=== WHAT YOU ARE ASKED TO DO ===
Reproduce the material in full, exactly as written.

=== DATA FOR PROCESSING ===
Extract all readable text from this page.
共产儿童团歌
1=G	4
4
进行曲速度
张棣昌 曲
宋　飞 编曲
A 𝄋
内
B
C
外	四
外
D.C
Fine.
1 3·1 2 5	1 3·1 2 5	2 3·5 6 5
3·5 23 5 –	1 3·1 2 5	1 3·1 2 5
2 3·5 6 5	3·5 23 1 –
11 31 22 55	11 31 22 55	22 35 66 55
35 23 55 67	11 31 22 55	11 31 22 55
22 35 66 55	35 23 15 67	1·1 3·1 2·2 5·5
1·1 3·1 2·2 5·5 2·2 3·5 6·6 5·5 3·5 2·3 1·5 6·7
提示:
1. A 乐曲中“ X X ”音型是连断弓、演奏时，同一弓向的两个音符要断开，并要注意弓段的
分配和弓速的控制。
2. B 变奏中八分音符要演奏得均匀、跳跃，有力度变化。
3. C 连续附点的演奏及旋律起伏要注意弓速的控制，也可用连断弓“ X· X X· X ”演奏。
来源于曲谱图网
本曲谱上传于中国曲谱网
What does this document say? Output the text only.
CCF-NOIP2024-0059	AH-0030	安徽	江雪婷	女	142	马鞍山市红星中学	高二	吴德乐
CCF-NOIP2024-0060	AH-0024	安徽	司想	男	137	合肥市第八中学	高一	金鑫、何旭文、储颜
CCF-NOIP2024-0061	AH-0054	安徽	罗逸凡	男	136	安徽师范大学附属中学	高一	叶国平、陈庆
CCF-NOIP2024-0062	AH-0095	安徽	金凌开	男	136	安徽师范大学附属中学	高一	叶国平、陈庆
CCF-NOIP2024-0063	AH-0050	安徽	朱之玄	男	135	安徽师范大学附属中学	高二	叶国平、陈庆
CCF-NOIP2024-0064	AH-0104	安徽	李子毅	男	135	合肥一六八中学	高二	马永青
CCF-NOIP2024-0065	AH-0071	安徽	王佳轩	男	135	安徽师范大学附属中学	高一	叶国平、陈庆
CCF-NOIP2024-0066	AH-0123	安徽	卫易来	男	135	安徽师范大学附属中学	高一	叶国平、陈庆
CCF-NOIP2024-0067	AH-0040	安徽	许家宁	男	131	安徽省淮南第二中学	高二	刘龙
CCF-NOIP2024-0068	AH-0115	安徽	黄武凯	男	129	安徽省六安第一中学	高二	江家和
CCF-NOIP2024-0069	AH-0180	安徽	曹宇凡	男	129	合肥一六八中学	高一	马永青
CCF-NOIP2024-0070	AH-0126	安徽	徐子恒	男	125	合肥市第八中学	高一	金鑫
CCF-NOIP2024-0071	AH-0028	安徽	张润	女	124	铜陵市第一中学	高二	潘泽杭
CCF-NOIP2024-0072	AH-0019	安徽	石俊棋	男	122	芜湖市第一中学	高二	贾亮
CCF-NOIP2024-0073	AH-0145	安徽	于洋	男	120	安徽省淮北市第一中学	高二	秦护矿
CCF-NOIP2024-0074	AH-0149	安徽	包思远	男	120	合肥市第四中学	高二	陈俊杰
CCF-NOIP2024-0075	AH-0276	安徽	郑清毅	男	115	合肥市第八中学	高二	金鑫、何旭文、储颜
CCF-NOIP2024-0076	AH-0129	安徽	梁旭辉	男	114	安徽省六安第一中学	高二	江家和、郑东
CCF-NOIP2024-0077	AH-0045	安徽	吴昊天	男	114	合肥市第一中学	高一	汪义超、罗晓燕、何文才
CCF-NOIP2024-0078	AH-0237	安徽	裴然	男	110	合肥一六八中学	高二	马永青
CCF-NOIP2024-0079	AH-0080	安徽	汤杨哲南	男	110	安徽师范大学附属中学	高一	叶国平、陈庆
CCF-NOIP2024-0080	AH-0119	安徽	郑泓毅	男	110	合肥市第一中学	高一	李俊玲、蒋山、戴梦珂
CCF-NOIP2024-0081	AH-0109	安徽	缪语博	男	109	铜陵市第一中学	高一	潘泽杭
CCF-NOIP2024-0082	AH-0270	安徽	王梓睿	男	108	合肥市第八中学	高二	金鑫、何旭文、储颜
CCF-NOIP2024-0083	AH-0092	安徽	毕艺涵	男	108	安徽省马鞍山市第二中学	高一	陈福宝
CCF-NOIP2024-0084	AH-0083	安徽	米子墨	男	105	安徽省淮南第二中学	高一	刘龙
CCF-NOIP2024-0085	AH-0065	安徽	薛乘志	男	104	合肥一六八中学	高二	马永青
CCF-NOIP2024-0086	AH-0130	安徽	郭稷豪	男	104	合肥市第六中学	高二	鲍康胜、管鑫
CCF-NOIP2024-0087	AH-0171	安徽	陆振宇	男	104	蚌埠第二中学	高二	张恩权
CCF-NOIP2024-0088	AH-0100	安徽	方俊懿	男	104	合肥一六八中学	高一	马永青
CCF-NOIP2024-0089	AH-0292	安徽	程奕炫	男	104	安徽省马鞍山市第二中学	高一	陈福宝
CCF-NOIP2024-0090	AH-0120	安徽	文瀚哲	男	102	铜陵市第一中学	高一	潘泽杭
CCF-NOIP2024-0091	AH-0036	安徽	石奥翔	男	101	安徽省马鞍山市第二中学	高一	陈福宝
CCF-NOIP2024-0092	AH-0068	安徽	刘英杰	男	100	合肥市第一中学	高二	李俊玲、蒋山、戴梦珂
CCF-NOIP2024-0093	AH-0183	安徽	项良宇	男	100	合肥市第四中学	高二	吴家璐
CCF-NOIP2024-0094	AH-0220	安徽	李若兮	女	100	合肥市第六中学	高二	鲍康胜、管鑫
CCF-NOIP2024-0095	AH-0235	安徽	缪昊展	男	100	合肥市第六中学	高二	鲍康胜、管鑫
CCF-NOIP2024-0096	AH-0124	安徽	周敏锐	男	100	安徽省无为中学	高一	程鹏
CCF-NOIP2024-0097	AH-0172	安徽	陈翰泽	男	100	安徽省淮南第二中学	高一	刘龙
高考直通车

=== RESPONSE ===
Extract all readable text from this page.
共产儿童团歌
1=G	4
4
进行曲速度
张棣昌 曲
宋　飞 编曲
A 𝄋
内
B
C
外	四
外
D.C
Fine.
1 3·1 2 5	1 3·1 2 5	2 3·5 6 5
3·5 23 5 –	1 3·1 2 5	1 3·1 2 5
2 3·5 6 5	3·5 23 1 –
11 31 22 55	11 31 22 55	22 35 66 55
35 23 55 67	11 31 22 55	11 31 22 55
22 35 66 55	35 23 15 67	1·1 3·1 2·2 5·5
1·1 3·1 2·2 5·5 2·2 3·5 6·6 5·5 3·5 2·3 1·5 6·7
提示:
1. A 乐曲中“ X X ”音型是连断弓、演奏时，同一弓向的两个音符要断开，并要注意弓段的
分配和弓速的控制。
2. B 变奏中八分音符要演奏得均匀、跳跃，有力度变化。
3. C 连续附点的演奏及旋律起伏要注意弓速的控制，也可用连断弓“ X· X X· X ”演奏。
来源于曲谱图网
本曲谱上传于中国曲谱网
What does this document say? Output the text only.
CCF-NOIP2024-0059	AH-0030	安徽	江雪婷	女	142	马鞍山市红星中学	高二	吴德乐
CCF-NOIP2024-0060	AH-0024	安徽	司想	男	137	合肥市第八中学	高一	金鑫、何旭文、储颜
CCF-NOIP2024-0061	AH-0054	安徽	罗逸凡	男	136	安徽师范大学附属中学	高一	叶国平、陈庆
CCF-NOIP2024-0062	AH-0095	安徽	金凌开	男	136	安徽师范大学附属中学	高一	叶国平、陈庆
CCF-NOIP2024-0063	AH-0050	安徽	朱之玄	男	135	安徽师范大学附属中学	高二	叶国平、陈庆
CCF-NOIP2024-0064	AH-0104	安徽	李子毅	男	135	合肥一六八中学	高二	马永青
CCF-NOIP2024-0065	AH-0071	安徽	王佳轩	男	135	安徽师范大学附属中学	高一	叶国平、陈庆
CCF-NOIP2024-0066	AH-0123	安徽	卫易来	男	135	安徽师范大学附属中学	高一	叶国平、陈庆
CCF-NOIP2024-0067	AH-0040	安徽	许家宁	男	131	安徽省淮南第二中学	高二	刘龙
CCF-NOIP2024-0068	AH-0115	安徽	黄武凯	男	129	安徽省六安第一中学	高二	江家和
CCF-NOIP2024-0069	AH-0180	安徽	曹宇凡	男	129	合肥一六八中学	高一	马永青
CCF-NOIP2024-0070	AH-0126	安徽	徐子恒	男	125	合肥市第八中学	高一	金鑫
CCF-NOIP2024-0071	AH-0028	安徽	张润	女	124	铜陵市第一中学	高二	潘泽杭
CCF-NOIP2024-0072	AH-0019	安徽	石俊棋	男	122	芜湖市第一中学	高二	贾亮
CCF-NOIP2024-0073	AH-0145	安徽	于洋	男	120	安徽省淮北市第一中学	高二	秦护矿
CCF-NOIP2024-0074	AH-0149	安徽	包思远	男	120	合肥市第四中学	高二	陈俊杰
CCF-NOIP2024-0075	AH-0276	安徽	郑清毅	男	115	合肥市第八中学	高二	金鑫、何旭文、储颜
CCF-NOIP2024-0076	AH-0129	安徽	梁旭辉	男	114	安徽省六安第一中学	高二	江家和、郑东
CCF-NOIP2024-0077	AH-0045	安徽	吴昊天	男	114	合肥市第一中学	高一	汪义超、罗晓燕、何文才
CCF-NOIP2024-0078	AH-0237	安徽	裴然	男	110	合肥一六八中学	高二	马永青
CCF-NOIP2024-0079	AH-0080	安徽	汤杨哲南	男	110	安徽师范大学附属中学	高一	叶国平、陈庆
CCF-NOIP2024-0080	AH-0119	安徽	郑泓毅	男	110	合肥市第一中学	高一	李俊玲、蒋山、戴梦珂
CCF-NOIP2024-0081	AH-0109	安徽	缪语博	男	109	铜陵市第一中学	高一	潘泽杭
CCF-NOIP2024-0082	AH-0270	安徽	王梓睿	男	108	合肥市第八中学	高二	金鑫、何旭文、储颜
CCF-NOIP2024-0083	AH-0092	安徽	毕艺涵	男	108	安徽省马鞍山市第二中学	高一	陈福宝
CCF-NOIP2024-0084	AH-0083	安徽	米子墨	男	105	安徽省淮南第二中学	高一	刘龙
CCF-NOIP2024-0085	AH-0065	安徽	薛乘志	男	104	合肥一六八中学	高二	马永青
CCF-NOIP2024-0086	AH-0130	安徽	郭稷豪	男	104	合肥市第六中学	高二	鲍康胜、管鑫
CCF-NOIP2024-0087	AH-0171	安徽	陆振宇	男	104	蚌埠第二中学	高二	张恩权
CCF-NOIP2024-0088	AH-0100	安徽	方俊懿	男	104	合肥一六八中学	高一	马永青
CCF-NOIP2024-0089	AH-0292	安徽	程奕炫	男	104	安徽省马鞍山市第二中学	高一	陈福宝
CCF-NOIP2024-0090	AH-0120	安徽	文瀚哲	男	102	铜陵市第一中学	高一	潘泽杭
CCF-NOIP2024-0091	AH-0036	安徽	石奥翔	男	101	安徽省马鞍山市第二中学	高一	陈福宝
CCF-NOIP2024-0092	AH-0068	安徽	刘英杰	男	100	合肥市第一中学	高二	李俊玲、蒋山、戴梦珂
CCF-NOIP2024-0093	AH-0183	安徽	项良宇	男	100	合肥市第四中学	高二	吴家璐
CCF-NOIP2024-0094	AH-0220	安徽	李若兮	女	100	合肥市第六中学	高二	鲍康胜、管鑫
CCF-NOIP2024-0095	AH-0235	安徽	缪昊展	男	100	合肥市第六中学	高二	鲍康胜、管鑫
CCF-NOIP2024-0096	AH-0124	安徽	周敏锐	男	100	安徽省无为中学	高一	程鹏
CCF-NOIP2024-0097	AH-0172	安徽	陈翰泽	男	100	安徽省淮南第二中学	高一	刘龙
高考直通车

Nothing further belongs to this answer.